TASK PROMPT:
Locate every line in the material below that has the word "Throughput". Copy each of those lines.

INPUT FOR THIS TASK:
· · · · ·

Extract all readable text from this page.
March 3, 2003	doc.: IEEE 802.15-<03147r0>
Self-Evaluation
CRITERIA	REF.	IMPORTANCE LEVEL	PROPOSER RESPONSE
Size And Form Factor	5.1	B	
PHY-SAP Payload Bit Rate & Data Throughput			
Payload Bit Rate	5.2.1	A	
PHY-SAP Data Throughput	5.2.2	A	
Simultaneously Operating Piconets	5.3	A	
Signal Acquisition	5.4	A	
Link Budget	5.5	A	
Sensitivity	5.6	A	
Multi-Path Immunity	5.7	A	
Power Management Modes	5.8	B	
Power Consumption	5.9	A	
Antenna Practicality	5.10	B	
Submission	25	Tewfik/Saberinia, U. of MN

· · · · ·

REPLY:
PHY-SAP Payload Bit Rate & Data Throughput			
PHY-SAP Data Throughput	5.2.2	A	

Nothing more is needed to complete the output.